··· MATERIALS PROVIDED

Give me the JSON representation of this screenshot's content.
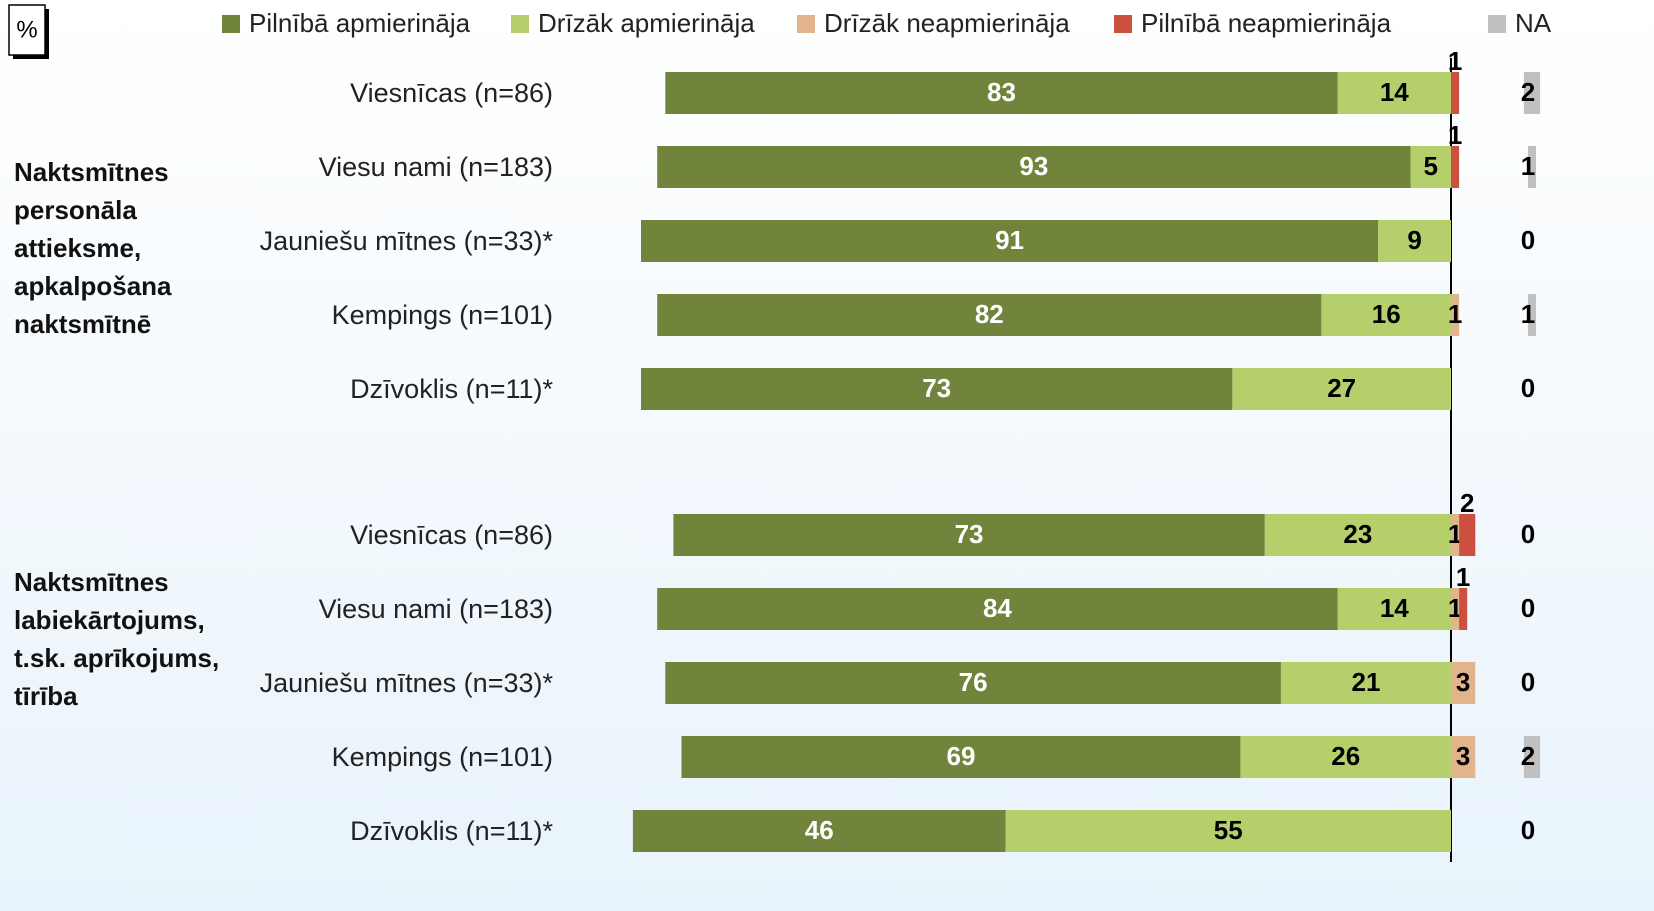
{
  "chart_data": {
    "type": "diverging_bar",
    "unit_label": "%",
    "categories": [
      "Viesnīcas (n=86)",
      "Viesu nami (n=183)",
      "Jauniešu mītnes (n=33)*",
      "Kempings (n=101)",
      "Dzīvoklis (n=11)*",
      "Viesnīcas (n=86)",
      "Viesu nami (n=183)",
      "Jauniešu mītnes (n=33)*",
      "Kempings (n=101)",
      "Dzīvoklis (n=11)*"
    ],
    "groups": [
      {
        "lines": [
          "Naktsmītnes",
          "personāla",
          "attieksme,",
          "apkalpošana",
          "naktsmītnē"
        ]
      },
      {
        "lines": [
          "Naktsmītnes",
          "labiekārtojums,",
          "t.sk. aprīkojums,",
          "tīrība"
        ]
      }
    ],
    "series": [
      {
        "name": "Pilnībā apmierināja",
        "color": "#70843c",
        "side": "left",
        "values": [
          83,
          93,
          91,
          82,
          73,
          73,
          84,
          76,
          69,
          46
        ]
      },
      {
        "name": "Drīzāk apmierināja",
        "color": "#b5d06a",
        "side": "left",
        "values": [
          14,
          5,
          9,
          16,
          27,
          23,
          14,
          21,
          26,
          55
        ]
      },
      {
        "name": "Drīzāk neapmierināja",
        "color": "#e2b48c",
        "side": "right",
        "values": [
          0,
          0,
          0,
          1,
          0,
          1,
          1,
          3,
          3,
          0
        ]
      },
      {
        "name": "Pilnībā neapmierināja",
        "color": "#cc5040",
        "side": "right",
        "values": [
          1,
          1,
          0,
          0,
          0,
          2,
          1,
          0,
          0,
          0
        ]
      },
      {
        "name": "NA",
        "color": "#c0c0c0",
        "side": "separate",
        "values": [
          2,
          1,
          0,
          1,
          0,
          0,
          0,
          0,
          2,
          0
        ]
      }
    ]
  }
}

······

YOUR INSTRUCTIONS –
Copy the records exactly. Skip the pictures.

FINAL RESULT –
Give me the JSON representation of this screenshot's content.
{
  "chart_data": {
    "type": "diverging_bar",
    "unit_label": "%",
    "categories": [
      "Viesnīcas (n=86)",
      "Viesu nami (n=183)",
      "Jauniešu mītnes (n=33)*",
      "Kempings (n=101)",
      "Dzīvoklis (n=11)*",
      "Viesnīcas (n=86)",
      "Viesu nami (n=183)",
      "Jauniešu mītnes (n=33)*",
      "Kempings (n=101)",
      "Dzīvoklis (n=11)*"
    ],
    "groups": [
      {
        "lines": [
          "Naktsmītnes",
          "personāla",
          "attieksme,",
          "apkalpošana",
          "naktsmītnē"
        ]
      },
      {
        "lines": [
          "Naktsmītnes",
          "labiekārtojums,",
          "t.sk. aprīkojums,",
          "tīrība"
        ]
      }
    ],
    "series": [
      {
        "name": "Pilnībā apmierināja",
        "color": "#70843c",
        "side": "left",
        "values": [
          83,
          93,
          91,
          82,
          73,
          73,
          84,
          76,
          69,
          46
        ]
      },
      {
        "name": "Drīzāk apmierināja",
        "color": "#b5d06a",
        "side": "left",
        "values": [
          14,
          5,
          9,
          16,
          27,
          23,
          14,
          21,
          26,
          55
        ]
      },
      {
        "name": "Drīzāk neapmierināja",
        "color": "#e2b48c",
        "side": "right",
        "values": [
          0,
          0,
          0,
          1,
          0,
          1,
          1,
          3,
          3,
          0
        ]
      },
      {
        "name": "Pilnībā neapmierināja",
        "color": "#cc5040",
        "side": "right",
        "values": [
          1,
          1,
          0,
          0,
          0,
          2,
          1,
          0,
          0,
          0
        ]
      },
      {
        "name": "NA",
        "color": "#c0c0c0",
        "side": "separate",
        "values": [
          2,
          1,
          0,
          1,
          0,
          0,
          0,
          0,
          2,
          0
        ]
      }
    ]
  }
}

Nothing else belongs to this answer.